**** Provided data

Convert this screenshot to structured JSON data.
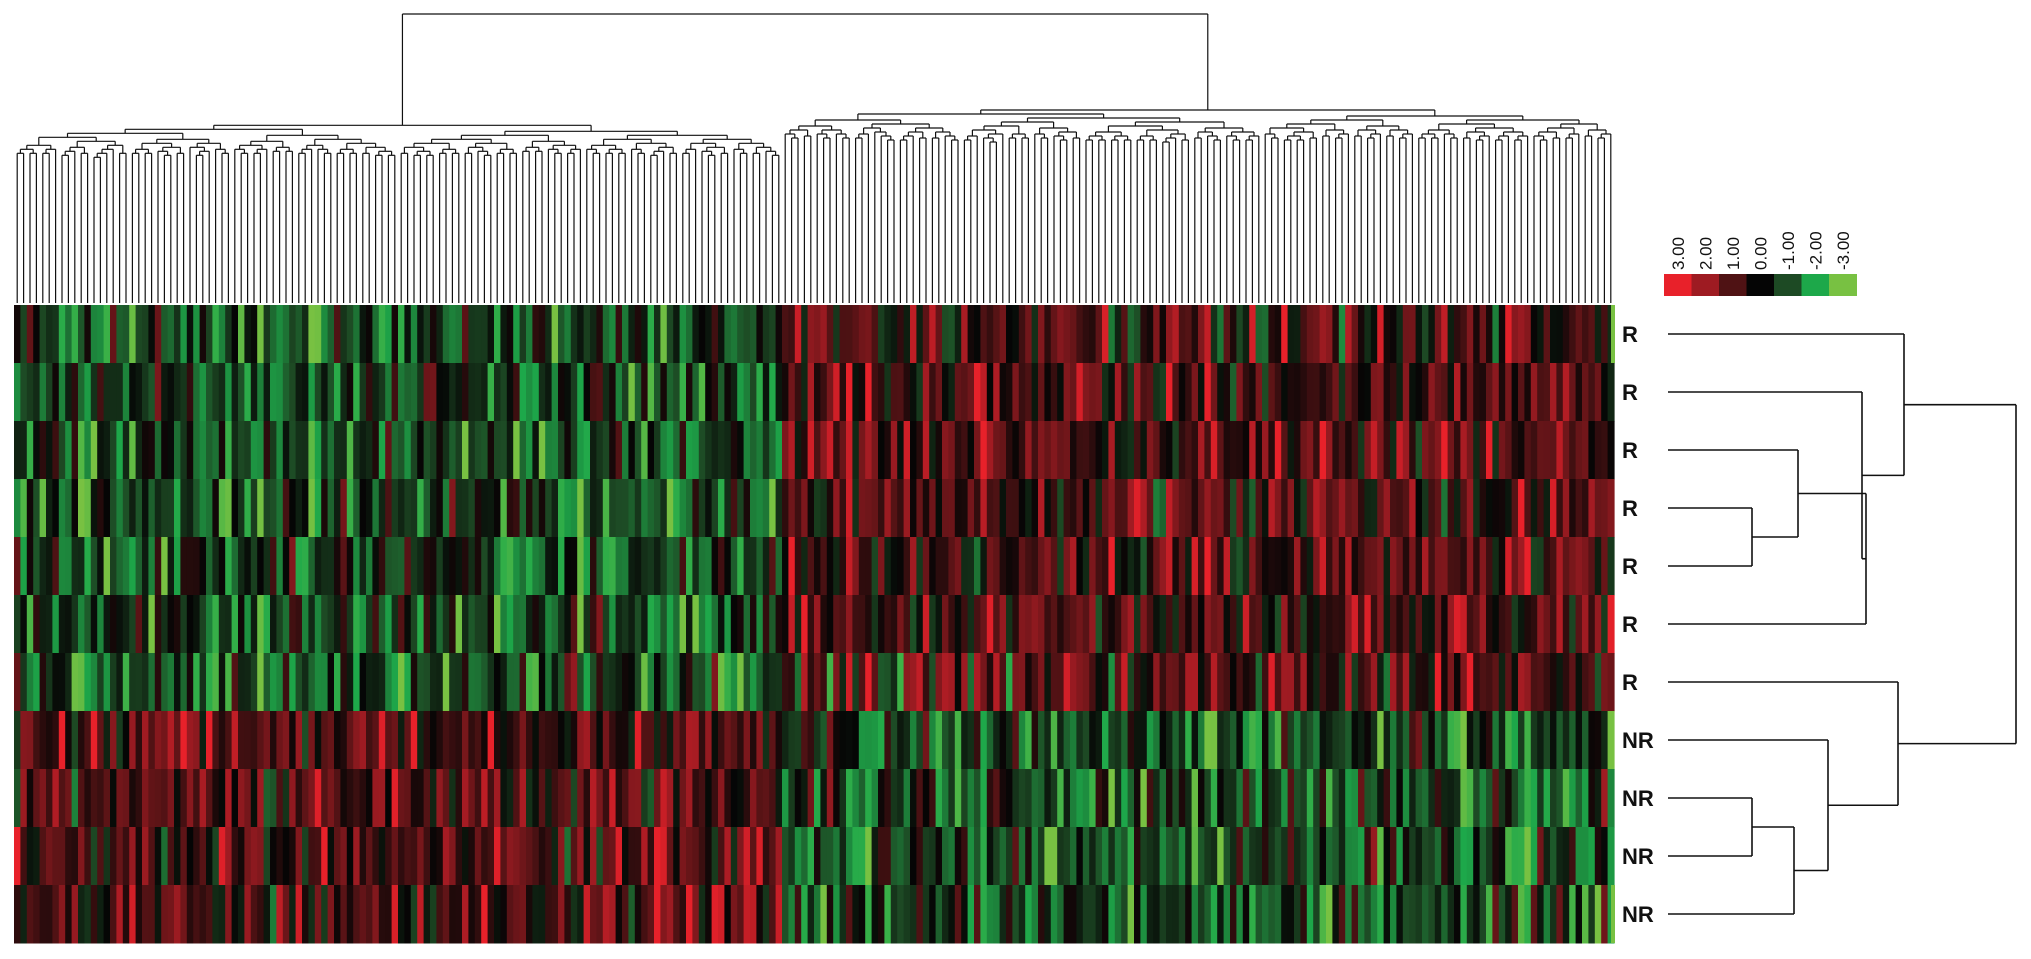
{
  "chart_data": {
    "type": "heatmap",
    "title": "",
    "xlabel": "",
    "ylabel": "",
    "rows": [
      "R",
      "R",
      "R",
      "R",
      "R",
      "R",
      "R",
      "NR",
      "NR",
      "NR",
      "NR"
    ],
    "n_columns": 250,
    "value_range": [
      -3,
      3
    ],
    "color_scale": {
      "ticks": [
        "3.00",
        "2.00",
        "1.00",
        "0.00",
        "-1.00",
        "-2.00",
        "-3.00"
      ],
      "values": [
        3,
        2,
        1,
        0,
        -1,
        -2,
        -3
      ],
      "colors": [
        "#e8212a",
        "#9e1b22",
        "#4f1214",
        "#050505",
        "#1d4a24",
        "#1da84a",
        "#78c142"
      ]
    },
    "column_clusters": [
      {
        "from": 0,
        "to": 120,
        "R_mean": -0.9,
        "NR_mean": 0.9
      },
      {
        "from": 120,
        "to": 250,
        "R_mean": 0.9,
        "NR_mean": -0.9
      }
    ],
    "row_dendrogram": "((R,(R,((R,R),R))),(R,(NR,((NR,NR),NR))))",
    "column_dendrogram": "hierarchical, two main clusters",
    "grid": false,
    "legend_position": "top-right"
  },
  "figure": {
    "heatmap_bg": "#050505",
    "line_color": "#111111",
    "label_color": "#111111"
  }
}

********
**** Provided data

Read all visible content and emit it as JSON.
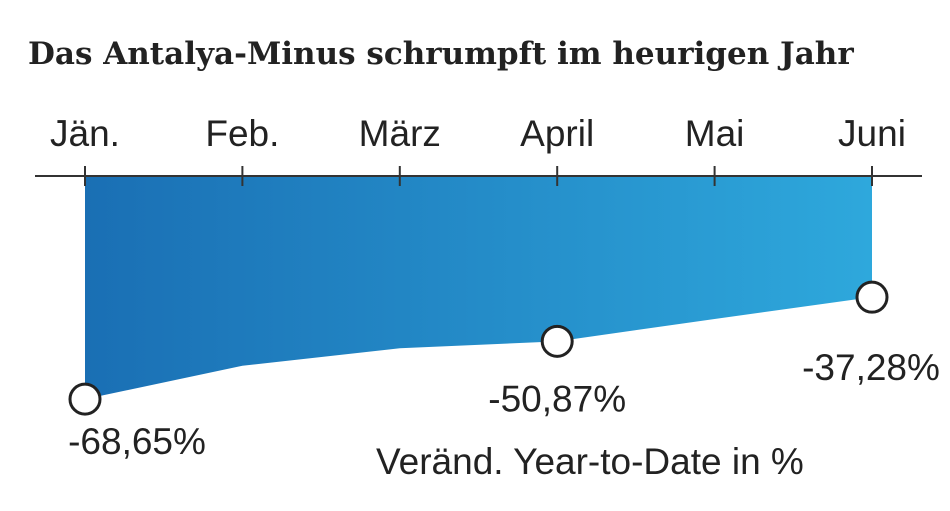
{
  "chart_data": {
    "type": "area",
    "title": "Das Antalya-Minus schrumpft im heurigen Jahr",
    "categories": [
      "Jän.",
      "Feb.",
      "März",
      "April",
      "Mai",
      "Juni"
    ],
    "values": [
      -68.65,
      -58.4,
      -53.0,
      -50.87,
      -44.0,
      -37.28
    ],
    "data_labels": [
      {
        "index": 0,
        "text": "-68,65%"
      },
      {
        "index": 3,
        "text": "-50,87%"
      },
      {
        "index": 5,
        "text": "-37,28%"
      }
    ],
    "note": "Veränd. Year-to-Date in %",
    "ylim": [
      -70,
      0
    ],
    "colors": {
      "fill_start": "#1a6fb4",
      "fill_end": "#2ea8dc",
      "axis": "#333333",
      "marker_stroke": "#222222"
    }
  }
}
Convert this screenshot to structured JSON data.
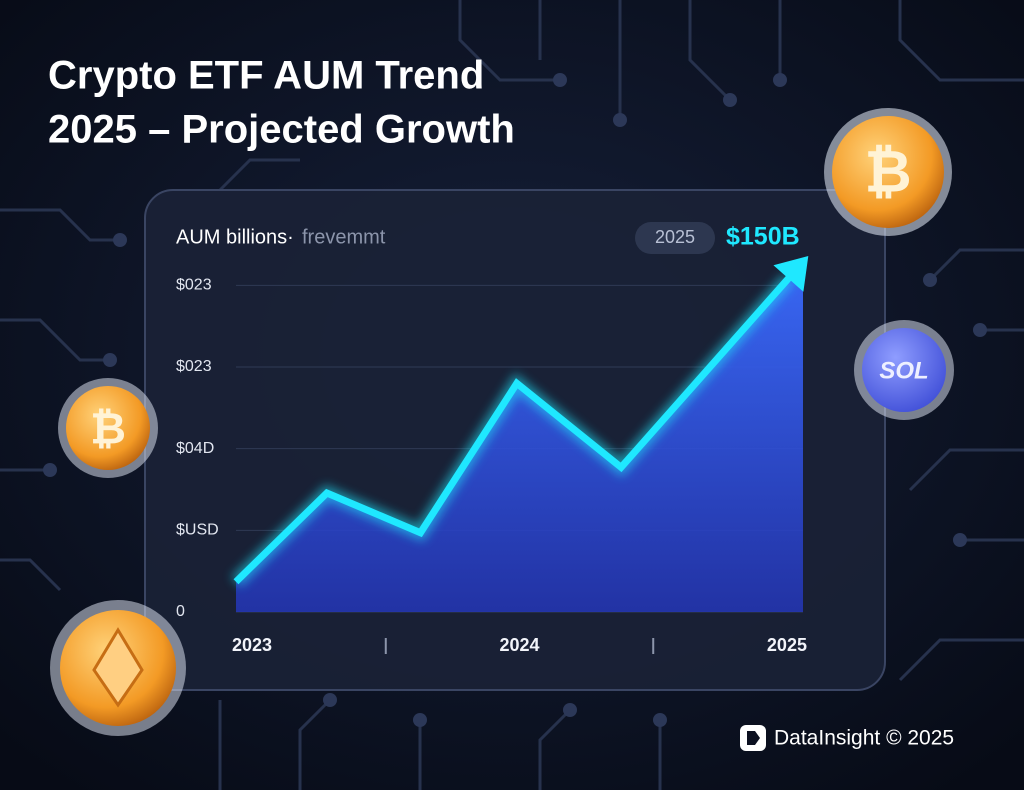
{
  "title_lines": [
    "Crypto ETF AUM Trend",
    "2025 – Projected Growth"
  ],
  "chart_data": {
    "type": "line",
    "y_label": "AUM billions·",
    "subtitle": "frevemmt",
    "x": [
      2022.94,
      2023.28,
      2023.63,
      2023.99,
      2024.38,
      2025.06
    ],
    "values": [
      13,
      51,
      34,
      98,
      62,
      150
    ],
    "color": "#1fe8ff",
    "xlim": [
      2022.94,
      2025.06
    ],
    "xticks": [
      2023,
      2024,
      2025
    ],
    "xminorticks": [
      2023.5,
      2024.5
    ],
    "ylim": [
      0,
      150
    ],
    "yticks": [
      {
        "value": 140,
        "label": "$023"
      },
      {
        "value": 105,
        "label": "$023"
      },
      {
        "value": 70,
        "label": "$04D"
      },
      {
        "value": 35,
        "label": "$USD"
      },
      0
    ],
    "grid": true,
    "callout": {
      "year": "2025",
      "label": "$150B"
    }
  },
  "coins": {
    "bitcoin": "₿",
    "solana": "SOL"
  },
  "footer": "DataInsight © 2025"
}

********
**** Provided data

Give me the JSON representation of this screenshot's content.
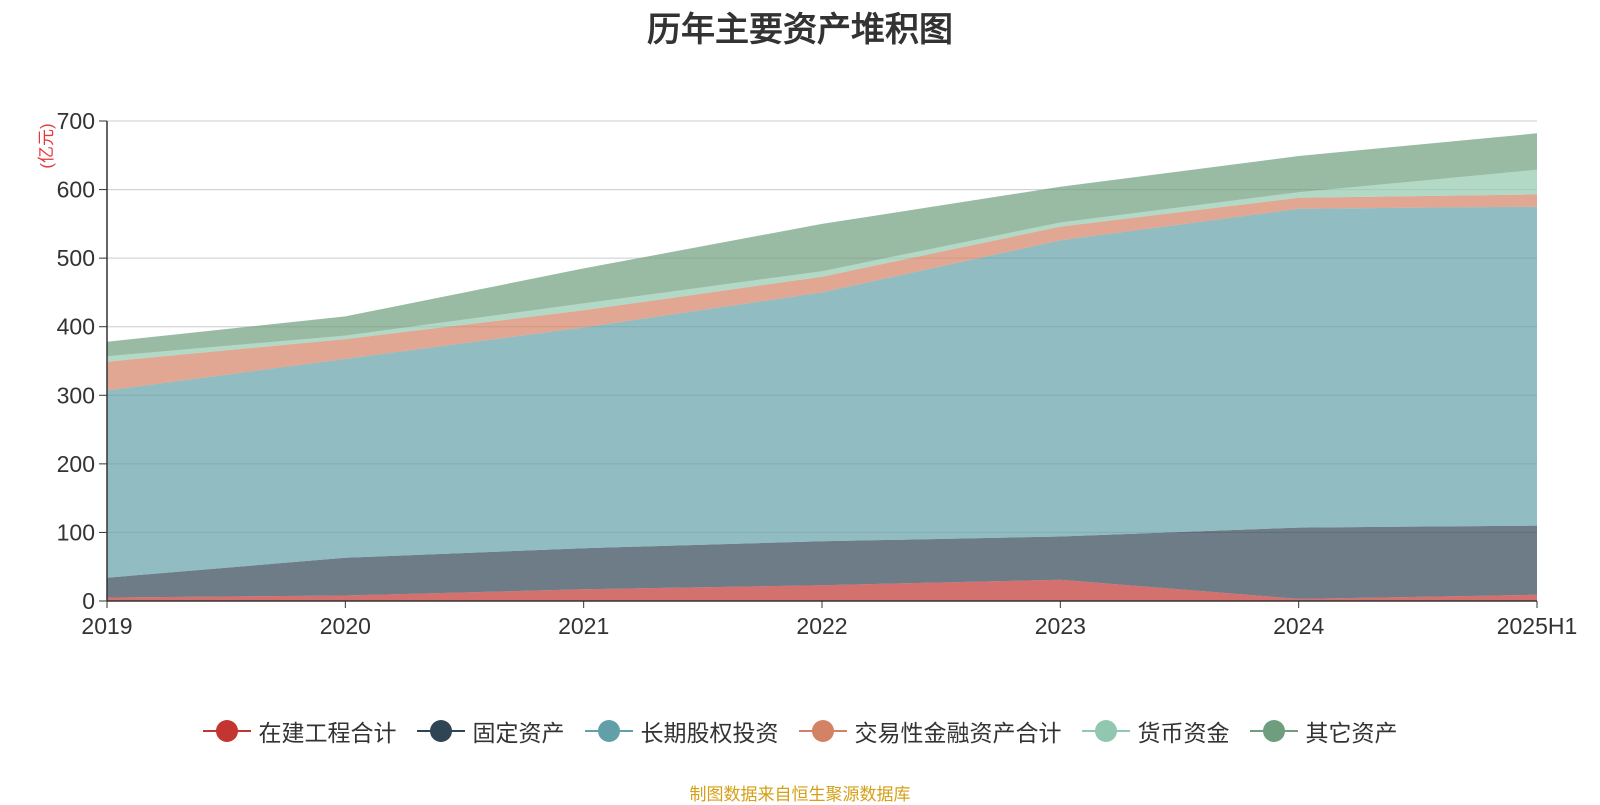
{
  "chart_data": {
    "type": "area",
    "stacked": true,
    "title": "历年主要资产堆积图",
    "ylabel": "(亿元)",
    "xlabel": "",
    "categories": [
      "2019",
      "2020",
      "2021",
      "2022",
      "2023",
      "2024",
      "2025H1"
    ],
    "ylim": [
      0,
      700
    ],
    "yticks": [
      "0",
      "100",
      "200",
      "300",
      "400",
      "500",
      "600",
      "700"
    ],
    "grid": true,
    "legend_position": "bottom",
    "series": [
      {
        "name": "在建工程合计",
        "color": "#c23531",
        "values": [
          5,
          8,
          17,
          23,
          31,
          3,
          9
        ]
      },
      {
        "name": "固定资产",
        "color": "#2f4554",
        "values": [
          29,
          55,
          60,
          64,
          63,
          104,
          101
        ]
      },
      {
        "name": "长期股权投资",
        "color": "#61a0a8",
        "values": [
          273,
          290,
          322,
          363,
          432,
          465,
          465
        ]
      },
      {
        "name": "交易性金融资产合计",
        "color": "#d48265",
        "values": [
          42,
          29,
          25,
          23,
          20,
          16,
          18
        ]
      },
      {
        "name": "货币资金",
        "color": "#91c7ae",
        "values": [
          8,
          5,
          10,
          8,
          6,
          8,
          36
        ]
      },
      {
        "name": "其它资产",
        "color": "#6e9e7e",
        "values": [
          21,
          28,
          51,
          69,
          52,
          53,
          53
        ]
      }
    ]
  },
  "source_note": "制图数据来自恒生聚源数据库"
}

********

Your objective: Which lines hold the word "JSON"? Return all of them from the records above.

The reply:
Convert this screenshot to structured JSON data.
Read all visible content and emit it as JSON.
Convert this screenshot to structured JSON data.
Give me the JSON representation of this screenshot's content.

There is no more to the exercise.